>> BEGIN DATA SHOWN
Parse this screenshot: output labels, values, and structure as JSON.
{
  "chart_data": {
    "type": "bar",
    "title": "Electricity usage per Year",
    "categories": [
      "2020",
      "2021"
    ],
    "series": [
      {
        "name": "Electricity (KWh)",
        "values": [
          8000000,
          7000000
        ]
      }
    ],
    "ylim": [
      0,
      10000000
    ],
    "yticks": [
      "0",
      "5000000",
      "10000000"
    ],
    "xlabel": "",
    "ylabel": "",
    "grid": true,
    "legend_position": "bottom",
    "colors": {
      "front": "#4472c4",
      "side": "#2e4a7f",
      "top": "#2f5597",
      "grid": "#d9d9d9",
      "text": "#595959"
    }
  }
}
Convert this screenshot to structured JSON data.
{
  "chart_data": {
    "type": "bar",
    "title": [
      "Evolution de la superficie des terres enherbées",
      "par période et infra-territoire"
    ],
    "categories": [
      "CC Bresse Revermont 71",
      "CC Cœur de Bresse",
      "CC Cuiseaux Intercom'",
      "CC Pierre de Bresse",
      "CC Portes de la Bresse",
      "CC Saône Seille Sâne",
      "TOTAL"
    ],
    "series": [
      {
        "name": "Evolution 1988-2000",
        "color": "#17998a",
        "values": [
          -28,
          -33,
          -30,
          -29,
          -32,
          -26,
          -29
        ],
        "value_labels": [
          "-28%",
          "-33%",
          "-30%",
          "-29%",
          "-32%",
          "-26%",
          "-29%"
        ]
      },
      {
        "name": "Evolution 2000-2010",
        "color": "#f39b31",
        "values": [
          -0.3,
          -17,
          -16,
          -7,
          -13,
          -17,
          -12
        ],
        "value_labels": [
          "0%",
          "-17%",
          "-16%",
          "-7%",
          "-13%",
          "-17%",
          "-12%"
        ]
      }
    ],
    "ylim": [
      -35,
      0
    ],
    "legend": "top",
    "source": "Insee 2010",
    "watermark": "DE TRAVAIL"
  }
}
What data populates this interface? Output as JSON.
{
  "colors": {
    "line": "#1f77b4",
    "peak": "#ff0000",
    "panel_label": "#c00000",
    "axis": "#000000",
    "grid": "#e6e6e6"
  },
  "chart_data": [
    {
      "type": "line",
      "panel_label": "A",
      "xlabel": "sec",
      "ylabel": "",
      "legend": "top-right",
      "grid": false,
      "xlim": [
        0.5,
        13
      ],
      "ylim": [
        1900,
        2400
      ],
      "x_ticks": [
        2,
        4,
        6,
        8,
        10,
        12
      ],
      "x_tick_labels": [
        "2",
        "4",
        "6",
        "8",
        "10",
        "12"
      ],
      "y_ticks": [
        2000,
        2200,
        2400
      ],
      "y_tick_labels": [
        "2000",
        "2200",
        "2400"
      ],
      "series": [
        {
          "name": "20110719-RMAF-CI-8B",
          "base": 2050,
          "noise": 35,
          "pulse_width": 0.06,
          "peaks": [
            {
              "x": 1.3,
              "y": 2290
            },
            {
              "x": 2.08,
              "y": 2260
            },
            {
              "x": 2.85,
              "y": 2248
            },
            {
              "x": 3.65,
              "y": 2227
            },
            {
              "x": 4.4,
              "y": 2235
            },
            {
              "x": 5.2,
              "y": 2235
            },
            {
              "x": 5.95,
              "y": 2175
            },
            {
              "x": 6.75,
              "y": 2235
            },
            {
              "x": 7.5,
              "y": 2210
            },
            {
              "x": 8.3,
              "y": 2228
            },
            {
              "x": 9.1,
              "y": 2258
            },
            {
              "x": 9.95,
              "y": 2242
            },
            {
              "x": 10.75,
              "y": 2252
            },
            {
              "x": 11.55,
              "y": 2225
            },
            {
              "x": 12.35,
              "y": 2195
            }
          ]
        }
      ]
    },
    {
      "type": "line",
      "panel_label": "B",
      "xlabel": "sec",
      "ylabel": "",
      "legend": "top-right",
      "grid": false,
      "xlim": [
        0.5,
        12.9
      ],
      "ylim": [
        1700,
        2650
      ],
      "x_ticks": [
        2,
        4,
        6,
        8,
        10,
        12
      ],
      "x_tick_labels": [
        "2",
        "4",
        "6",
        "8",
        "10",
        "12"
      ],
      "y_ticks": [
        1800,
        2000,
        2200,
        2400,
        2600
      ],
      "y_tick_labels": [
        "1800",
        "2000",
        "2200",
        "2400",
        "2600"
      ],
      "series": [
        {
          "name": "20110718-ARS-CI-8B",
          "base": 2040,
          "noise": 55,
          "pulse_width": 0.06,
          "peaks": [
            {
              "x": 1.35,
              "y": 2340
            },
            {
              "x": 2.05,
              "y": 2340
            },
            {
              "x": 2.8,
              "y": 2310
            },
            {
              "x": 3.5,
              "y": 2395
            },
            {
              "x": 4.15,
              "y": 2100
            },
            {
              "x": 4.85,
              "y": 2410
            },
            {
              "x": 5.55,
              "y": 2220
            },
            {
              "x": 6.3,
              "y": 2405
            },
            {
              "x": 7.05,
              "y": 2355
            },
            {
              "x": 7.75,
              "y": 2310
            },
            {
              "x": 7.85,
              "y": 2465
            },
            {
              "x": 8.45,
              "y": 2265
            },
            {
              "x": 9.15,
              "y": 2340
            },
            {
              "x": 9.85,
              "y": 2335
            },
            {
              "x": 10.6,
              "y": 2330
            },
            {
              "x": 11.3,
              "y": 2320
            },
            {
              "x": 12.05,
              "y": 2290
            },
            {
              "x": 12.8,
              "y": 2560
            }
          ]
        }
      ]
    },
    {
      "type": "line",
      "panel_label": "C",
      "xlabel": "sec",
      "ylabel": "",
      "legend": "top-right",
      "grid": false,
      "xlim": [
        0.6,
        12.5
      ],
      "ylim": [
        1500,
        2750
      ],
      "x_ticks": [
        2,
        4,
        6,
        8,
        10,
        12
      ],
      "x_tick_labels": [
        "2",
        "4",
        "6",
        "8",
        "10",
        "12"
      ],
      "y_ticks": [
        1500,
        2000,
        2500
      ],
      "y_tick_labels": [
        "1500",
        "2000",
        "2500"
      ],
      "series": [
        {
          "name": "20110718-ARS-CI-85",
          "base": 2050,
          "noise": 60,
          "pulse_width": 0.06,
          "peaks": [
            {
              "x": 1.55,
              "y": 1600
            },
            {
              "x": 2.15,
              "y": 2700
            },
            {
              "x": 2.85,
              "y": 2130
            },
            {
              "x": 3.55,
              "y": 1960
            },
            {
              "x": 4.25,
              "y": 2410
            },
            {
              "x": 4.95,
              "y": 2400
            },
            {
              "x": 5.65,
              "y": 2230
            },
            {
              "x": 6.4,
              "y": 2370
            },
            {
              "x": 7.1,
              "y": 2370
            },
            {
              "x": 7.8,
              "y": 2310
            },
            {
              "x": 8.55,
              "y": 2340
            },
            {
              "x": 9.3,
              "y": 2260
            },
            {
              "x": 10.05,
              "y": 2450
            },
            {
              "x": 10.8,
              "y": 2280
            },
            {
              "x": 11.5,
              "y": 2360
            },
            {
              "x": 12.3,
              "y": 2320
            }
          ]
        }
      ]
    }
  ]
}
>> END DATA SHOWN
SET TASK:
Would you reproduce all the entries exactly?

THE RESPONSE:
Parse this screenshot: output labels, values, and structure as JSON.
{
  "chart_data": {
    "type": "bar",
    "title": "Electricity usage per Year",
    "categories": [
      "2020",
      "2021"
    ],
    "series": [
      {
        "name": "Electricity (KWh)",
        "values": [
          8000000,
          7000000
        ]
      }
    ],
    "ylim": [
      0,
      10000000
    ],
    "yticks": [
      "0",
      "5000000",
      "10000000"
    ],
    "xlabel": "",
    "ylabel": "",
    "grid": true,
    "legend_position": "bottom",
    "colors": {
      "front": "#4472c4",
      "side": "#2e4a7f",
      "top": "#2f5597",
      "grid": "#d9d9d9",
      "text": "#595959"
    }
  }
}
Convert this screenshot to structured JSON data.
{
  "chart_data": {
    "type": "bar",
    "title": [
      "Evolution de la superficie des terres enherbées",
      "par période et infra-territoire"
    ],
    "categories": [
      "CC Bresse Revermont 71",
      "CC Cœur de Bresse",
      "CC Cuiseaux Intercom'",
      "CC Pierre de Bresse",
      "CC Portes de la Bresse",
      "CC Saône Seille Sâne",
      "TOTAL"
    ],
    "series": [
      {
        "name": "Evolution 1988-2000",
        "color": "#17998a",
        "values": [
          -28,
          -33,
          -30,
          -29,
          -32,
          -26,
          -29
        ],
        "value_labels": [
          "-28%",
          "-33%",
          "-30%",
          "-29%",
          "-32%",
          "-26%",
          "-29%"
        ]
      },
      {
        "name": "Evolution 2000-2010",
        "color": "#f39b31",
        "values": [
          -0.3,
          -17,
          -16,
          -7,
          -13,
          -17,
          -12
        ],
        "value_labels": [
          "0%",
          "-17%",
          "-16%",
          "-7%",
          "-13%",
          "-17%",
          "-12%"
        ]
      }
    ],
    "ylim": [
      -35,
      0
    ],
    "legend": "top",
    "source": "Insee 2010",
    "watermark": "DE TRAVAIL"
  }
}
What data populates this interface? Output as JSON.
{
  "colors": {
    "line": "#1f77b4",
    "peak": "#ff0000",
    "panel_label": "#c00000",
    "axis": "#000000",
    "grid": "#e6e6e6"
  },
  "chart_data": [
    {
      "type": "line",
      "panel_label": "A",
      "xlabel": "sec",
      "ylabel": "",
      "legend": "top-right",
      "grid": false,
      "xlim": [
        0.5,
        13
      ],
      "ylim": [
        1900,
        2400
      ],
      "x_ticks": [
        2,
        4,
        6,
        8,
        10,
        12
      ],
      "x_tick_labels": [
        "2",
        "4",
        "6",
        "8",
        "10",
        "12"
      ],
      "y_ticks": [
        2000,
        2200,
        2400
      ],
      "y_tick_labels": [
        "2000",
        "2200",
        "2400"
      ],
      "series": [
        {
          "name": "20110719-RMAF-CI-8B",
          "base": 2050,
          "noise": 35,
          "pulse_width": 0.06,
          "peaks": [
            {
              "x": 1.3,
              "y": 2290
            },
            {
              "x": 2.08,
              "y": 2260
            },
            {
              "x": 2.85,
              "y": 2248
            },
            {
              "x": 3.65,
              "y": 2227
            },
            {
              "x": 4.4,
              "y": 2235
            },
            {
              "x": 5.2,
              "y": 2235
            },
            {
              "x": 5.95,
              "y": 2175
            },
            {
              "x": 6.75,
              "y": 2235
            },
            {
              "x": 7.5,
              "y": 2210
            },
            {
              "x": 8.3,
              "y": 2228
            },
            {
              "x": 9.1,
              "y": 2258
            },
            {
              "x": 9.95,
              "y": 2242
            },
            {
              "x": 10.75,
              "y": 2252
            },
            {
              "x": 11.55,
              "y": 2225
            },
            {
              "x": 12.35,
              "y": 2195
            }
          ]
        }
      ]
    },
    {
      "type": "line",
      "panel_label": "B",
      "xlabel": "sec",
      "ylabel": "",
      "legend": "top-right",
      "grid": false,
      "xlim": [
        0.5,
        12.9
      ],
      "ylim": [
        1700,
        2650
      ],
      "x_ticks": [
        2,
        4,
        6,
        8,
        10,
        12
      ],
      "x_tick_labels": [
        "2",
        "4",
        "6",
        "8",
        "10",
        "12"
      ],
      "y_ticks": [
        1800,
        2000,
        2200,
        2400,
        2600
      ],
      "y_tick_labels": [
        "1800",
        "2000",
        "2200",
        "2400",
        "2600"
      ],
      "series": [
        {
          "name": "20110718-ARS-CI-8B",
          "base": 2040,
          "noise": 55,
          "pulse_width": 0.06,
          "peaks": [
            {
              "x": 1.35,
              "y": 2340
            },
            {
              "x": 2.05,
              "y": 2340
            },
            {
              "x": 2.8,
              "y": 2310
            },
            {
              "x": 3.5,
              "y": 2395
            },
            {
              "x": 4.15,
              "y": 2100
            },
            {
              "x": 4.85,
              "y": 2410
            },
            {
              "x": 5.55,
              "y": 2220
            },
            {
              "x": 6.3,
              "y": 2405
            },
            {
              "x": 7.05,
              "y": 2355
            },
            {
              "x": 7.75,
              "y": 2310
            },
            {
              "x": 7.85,
              "y": 2465
            },
            {
              "x": 8.45,
              "y": 2265
            },
            {
              "x": 9.15,
              "y": 2340
            },
            {
              "x": 9.85,
              "y": 2335
            },
            {
              "x": 10.6,
              "y": 2330
            },
            {
              "x": 11.3,
              "y": 2320
            },
            {
              "x": 12.05,
              "y": 2290
            },
            {
              "x": 12.8,
              "y": 2560
            }
          ]
        }
      ]
    },
    {
      "type": "line",
      "panel_label": "C",
      "xlabel": "sec",
      "ylabel": "",
      "legend": "top-right",
      "grid": false,
      "xlim": [
        0.6,
        12.5
      ],
      "ylim": [
        1500,
        2750
      ],
      "x_ticks": [
        2,
        4,
        6,
        8,
        10,
        12
      ],
      "x_tick_labels": [
        "2",
        "4",
        "6",
        "8",
        "10",
        "12"
      ],
      "y_ticks": [
        1500,
        2000,
        2500
      ],
      "y_tick_labels": [
        "1500",
        "2000",
        "2500"
      ],
      "series": [
        {
          "name": "20110718-ARS-CI-85",
          "base": 2050,
          "noise": 60,
          "pulse_width": 0.06,
          "peaks": [
            {
              "x": 1.55,
              "y": 1600
            },
            {
              "x": 2.15,
              "y": 2700
            },
            {
              "x": 2.85,
              "y": 2130
            },
            {
              "x": 3.55,
              "y": 1960
            },
            {
              "x": 4.25,
              "y": 2410
            },
            {
              "x": 4.95,
              "y": 2400
            },
            {
              "x": 5.65,
              "y": 2230
            },
            {
              "x": 6.4,
              "y": 2370
            },
            {
              "x": 7.1,
              "y": 2370
            },
            {
              "x": 7.8,
              "y": 2310
            },
            {
              "x": 8.55,
              "y": 2340
            },
            {
              "x": 9.3,
              "y": 2260
            },
            {
              "x": 10.05,
              "y": 2450
            },
            {
              "x": 10.8,
              "y": 2280
            },
            {
              "x": 11.5,
              "y": 2360
            },
            {
              "x": 12.3,
              "y": 2320
            }
          ]
        }
      ]
    }
  ]
}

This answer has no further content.